**What you need to do**
From the entries below, list each line with "this".

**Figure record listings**
+-------+

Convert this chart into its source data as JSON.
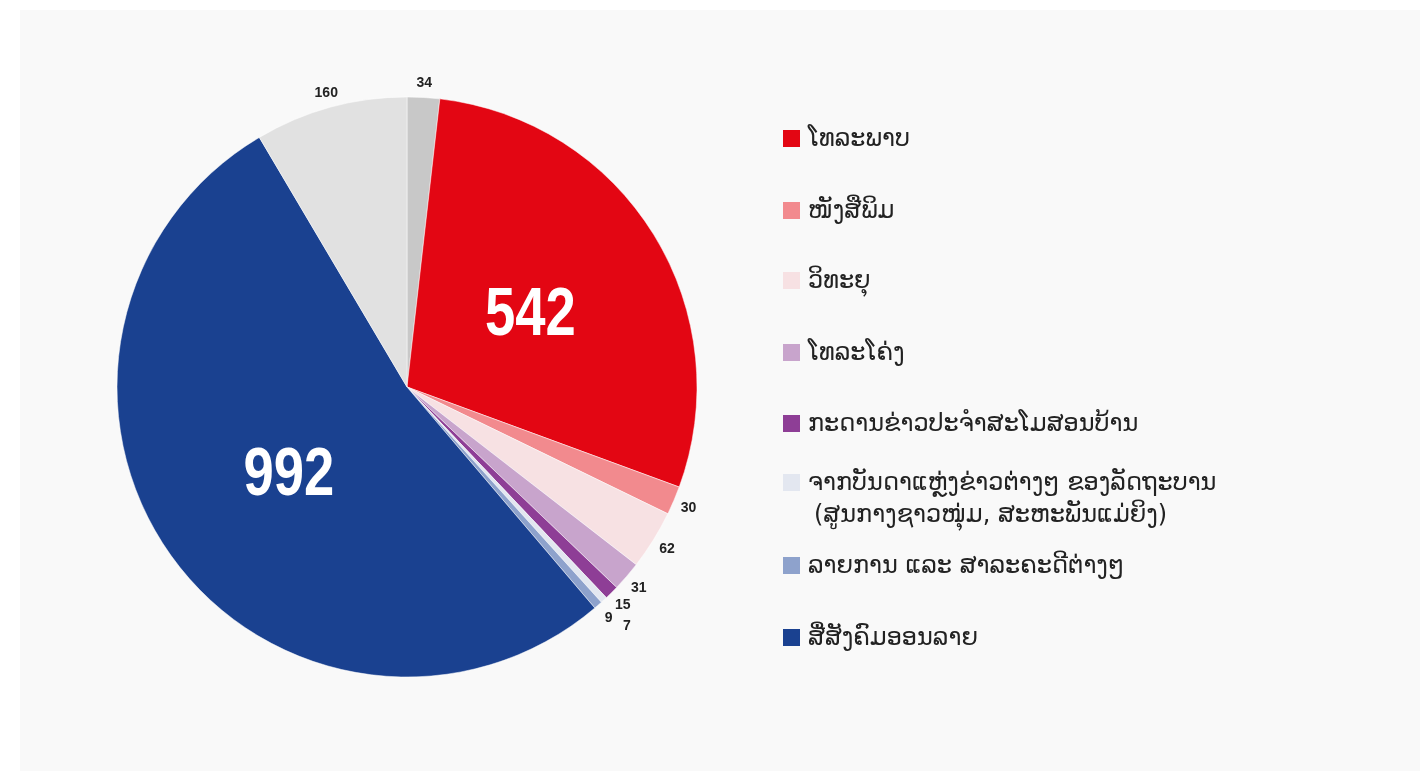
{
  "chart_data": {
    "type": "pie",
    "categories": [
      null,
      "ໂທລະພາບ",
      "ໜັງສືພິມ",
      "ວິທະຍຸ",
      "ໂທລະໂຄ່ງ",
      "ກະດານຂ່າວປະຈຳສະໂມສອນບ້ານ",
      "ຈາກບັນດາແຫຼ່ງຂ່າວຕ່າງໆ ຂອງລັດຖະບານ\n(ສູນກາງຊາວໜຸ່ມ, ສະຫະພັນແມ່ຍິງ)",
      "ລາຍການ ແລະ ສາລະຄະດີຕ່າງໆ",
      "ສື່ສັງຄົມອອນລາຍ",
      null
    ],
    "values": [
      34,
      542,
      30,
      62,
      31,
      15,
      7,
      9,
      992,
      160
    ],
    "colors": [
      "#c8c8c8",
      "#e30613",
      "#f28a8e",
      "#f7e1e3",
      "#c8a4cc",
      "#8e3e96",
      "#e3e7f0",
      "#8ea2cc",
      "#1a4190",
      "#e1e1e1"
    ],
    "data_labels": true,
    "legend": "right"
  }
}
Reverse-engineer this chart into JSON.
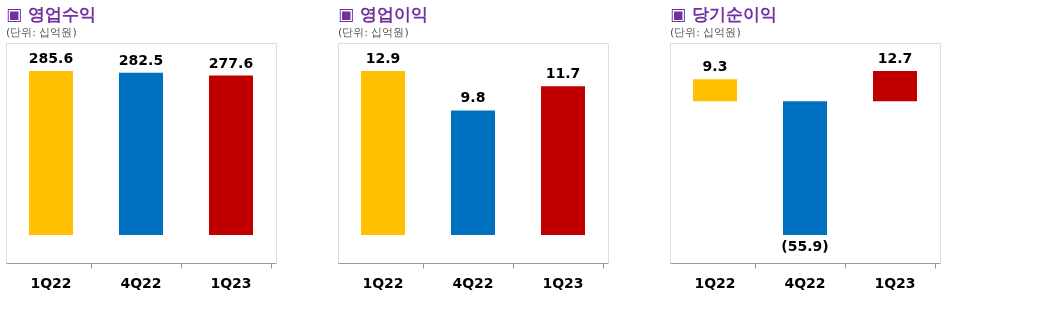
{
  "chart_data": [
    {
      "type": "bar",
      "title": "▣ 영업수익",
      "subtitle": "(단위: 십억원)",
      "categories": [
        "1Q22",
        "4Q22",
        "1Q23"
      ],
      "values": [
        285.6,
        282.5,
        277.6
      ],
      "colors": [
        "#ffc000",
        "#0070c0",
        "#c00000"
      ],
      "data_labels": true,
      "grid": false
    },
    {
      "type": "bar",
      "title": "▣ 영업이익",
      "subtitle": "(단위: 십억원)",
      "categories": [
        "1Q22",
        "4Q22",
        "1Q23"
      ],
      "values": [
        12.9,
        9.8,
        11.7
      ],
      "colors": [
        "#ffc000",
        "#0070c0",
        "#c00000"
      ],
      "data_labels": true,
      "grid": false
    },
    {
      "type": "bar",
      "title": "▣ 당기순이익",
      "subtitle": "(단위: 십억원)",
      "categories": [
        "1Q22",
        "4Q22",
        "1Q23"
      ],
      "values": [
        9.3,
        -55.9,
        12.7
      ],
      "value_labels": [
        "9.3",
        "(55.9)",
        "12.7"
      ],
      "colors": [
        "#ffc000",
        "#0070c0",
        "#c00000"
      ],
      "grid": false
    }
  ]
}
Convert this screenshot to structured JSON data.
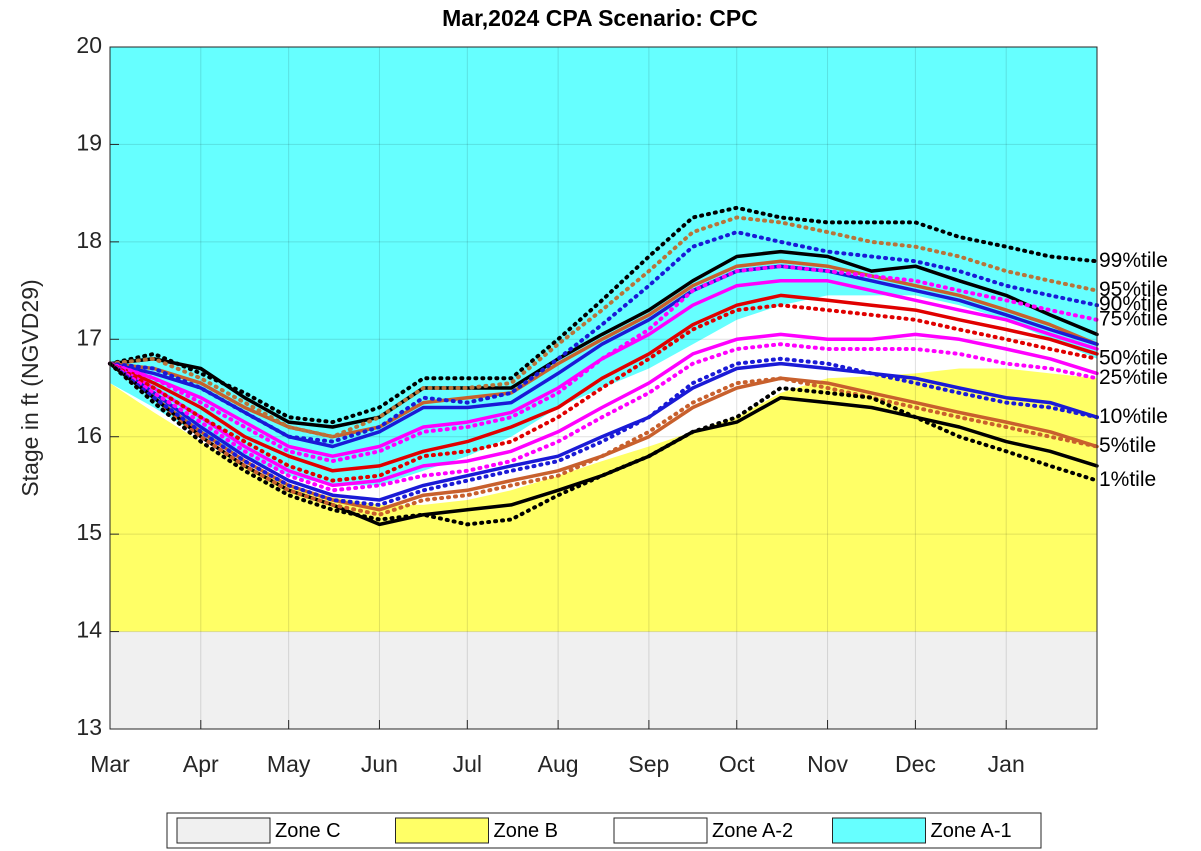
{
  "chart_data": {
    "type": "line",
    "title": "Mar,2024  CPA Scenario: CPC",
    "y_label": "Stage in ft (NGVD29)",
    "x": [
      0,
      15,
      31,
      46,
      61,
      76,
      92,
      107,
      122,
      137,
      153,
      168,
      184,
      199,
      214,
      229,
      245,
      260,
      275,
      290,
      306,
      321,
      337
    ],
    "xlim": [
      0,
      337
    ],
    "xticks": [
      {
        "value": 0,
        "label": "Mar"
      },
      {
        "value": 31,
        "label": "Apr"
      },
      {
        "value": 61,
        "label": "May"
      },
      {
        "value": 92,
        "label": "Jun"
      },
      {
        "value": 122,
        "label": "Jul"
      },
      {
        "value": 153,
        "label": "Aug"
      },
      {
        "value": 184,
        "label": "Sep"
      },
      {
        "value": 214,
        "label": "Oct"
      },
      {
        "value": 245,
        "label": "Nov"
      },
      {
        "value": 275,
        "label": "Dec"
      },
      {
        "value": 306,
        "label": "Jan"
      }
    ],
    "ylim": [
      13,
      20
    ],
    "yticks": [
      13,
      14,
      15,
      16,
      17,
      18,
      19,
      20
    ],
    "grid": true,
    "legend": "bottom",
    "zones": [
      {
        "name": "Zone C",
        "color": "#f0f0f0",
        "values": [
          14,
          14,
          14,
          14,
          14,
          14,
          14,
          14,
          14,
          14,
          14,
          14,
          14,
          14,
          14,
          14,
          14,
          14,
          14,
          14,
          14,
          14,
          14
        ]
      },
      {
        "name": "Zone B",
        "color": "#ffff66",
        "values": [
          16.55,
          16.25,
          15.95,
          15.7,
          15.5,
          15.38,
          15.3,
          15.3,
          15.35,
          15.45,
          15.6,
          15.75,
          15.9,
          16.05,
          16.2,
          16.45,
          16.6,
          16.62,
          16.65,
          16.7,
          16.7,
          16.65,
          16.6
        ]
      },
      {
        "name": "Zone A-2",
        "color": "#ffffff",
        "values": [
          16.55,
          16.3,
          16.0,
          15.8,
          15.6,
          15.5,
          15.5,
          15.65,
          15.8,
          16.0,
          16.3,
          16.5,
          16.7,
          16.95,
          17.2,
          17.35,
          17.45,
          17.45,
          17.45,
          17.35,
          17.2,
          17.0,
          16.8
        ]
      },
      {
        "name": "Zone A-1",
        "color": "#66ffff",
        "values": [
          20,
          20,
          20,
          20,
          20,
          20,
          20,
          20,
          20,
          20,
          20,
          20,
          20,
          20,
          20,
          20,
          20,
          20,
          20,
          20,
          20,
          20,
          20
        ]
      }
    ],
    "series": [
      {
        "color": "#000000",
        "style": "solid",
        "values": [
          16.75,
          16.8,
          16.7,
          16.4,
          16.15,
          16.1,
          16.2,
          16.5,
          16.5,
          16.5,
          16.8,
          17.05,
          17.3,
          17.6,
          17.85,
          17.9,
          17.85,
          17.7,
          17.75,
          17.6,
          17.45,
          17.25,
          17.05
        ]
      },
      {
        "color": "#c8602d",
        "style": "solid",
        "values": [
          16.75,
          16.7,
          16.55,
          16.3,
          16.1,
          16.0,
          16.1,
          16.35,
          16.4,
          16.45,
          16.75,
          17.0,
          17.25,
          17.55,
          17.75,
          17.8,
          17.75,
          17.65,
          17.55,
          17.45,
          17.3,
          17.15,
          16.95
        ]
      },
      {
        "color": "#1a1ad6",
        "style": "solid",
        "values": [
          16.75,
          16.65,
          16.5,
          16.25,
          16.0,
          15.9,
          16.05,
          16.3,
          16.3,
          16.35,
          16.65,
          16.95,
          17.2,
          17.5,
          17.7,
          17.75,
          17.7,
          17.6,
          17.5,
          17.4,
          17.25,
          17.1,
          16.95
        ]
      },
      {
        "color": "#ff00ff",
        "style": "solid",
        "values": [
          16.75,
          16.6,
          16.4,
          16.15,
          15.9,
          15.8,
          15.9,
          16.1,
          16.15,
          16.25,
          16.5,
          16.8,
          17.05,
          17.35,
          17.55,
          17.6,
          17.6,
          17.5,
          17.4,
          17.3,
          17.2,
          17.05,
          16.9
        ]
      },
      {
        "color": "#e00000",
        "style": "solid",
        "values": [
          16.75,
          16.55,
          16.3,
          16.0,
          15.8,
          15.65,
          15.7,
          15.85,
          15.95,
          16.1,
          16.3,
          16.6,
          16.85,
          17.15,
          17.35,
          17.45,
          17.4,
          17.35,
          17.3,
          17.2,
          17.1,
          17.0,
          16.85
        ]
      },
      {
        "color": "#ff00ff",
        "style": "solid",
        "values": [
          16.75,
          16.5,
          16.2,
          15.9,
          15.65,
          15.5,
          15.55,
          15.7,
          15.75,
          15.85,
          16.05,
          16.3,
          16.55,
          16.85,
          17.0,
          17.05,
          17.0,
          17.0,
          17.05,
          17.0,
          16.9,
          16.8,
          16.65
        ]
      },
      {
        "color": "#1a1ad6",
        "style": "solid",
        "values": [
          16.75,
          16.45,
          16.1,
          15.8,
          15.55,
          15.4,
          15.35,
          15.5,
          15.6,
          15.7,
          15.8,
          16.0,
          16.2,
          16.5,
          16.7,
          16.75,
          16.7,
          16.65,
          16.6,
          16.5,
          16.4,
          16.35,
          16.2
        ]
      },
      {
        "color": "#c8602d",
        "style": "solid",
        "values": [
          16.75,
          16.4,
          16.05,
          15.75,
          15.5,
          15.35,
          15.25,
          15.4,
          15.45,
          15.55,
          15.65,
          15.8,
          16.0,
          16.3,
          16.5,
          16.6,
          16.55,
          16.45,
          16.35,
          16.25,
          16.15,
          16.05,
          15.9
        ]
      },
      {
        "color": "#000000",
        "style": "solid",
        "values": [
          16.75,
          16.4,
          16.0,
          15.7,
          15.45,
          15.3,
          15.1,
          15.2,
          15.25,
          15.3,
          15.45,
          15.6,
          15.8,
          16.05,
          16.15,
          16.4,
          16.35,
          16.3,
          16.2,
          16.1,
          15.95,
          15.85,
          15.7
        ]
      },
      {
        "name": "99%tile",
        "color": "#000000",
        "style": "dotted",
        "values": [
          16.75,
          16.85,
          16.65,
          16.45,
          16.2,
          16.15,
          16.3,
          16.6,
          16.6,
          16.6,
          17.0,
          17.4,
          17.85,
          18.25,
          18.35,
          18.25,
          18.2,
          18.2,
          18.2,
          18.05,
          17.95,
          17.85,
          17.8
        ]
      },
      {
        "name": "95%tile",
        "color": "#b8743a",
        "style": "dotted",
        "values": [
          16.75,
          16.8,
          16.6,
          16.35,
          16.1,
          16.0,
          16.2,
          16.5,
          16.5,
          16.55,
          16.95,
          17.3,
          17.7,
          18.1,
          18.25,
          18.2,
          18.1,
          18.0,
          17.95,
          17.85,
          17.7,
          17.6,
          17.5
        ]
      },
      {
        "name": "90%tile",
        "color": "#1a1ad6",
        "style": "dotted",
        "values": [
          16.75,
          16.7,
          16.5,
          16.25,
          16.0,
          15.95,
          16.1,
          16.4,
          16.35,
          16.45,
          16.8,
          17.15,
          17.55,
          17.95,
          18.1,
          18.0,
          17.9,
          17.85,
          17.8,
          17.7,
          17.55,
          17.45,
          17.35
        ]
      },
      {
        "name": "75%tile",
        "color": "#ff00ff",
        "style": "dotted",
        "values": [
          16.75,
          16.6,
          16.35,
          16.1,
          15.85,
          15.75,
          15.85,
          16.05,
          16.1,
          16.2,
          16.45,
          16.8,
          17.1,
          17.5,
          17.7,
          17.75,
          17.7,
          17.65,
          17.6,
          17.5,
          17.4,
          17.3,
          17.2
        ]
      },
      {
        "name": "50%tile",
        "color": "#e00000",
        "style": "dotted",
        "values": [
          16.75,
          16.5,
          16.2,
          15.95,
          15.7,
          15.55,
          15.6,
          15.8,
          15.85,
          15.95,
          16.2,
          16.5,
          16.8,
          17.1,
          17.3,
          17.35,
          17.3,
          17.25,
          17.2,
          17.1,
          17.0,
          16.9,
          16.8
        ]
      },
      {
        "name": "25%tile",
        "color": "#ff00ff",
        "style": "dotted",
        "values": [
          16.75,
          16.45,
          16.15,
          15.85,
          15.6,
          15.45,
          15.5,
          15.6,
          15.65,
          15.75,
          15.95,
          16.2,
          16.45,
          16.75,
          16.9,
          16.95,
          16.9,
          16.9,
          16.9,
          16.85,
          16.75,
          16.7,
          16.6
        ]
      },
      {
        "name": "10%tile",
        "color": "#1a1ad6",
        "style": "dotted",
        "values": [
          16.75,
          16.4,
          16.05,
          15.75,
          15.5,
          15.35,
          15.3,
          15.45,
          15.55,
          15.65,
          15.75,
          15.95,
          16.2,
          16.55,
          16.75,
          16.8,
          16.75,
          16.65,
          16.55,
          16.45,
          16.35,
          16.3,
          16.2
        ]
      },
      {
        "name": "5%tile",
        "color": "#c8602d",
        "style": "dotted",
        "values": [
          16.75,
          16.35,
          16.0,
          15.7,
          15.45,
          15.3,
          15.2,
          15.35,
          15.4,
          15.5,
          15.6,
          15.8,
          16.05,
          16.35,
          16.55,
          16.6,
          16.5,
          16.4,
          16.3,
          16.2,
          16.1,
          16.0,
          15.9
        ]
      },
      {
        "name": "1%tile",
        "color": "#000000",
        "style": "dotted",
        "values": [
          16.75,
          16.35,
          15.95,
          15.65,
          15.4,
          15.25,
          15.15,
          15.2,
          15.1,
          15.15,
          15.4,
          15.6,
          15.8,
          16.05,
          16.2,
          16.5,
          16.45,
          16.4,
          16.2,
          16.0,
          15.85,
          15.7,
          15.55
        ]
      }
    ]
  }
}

+-------+

**Problem solution**
Convert this chart into its source data as JSON.
Reverse-engineer this chart into JSON.
Convert this screenshot to structured JSON data.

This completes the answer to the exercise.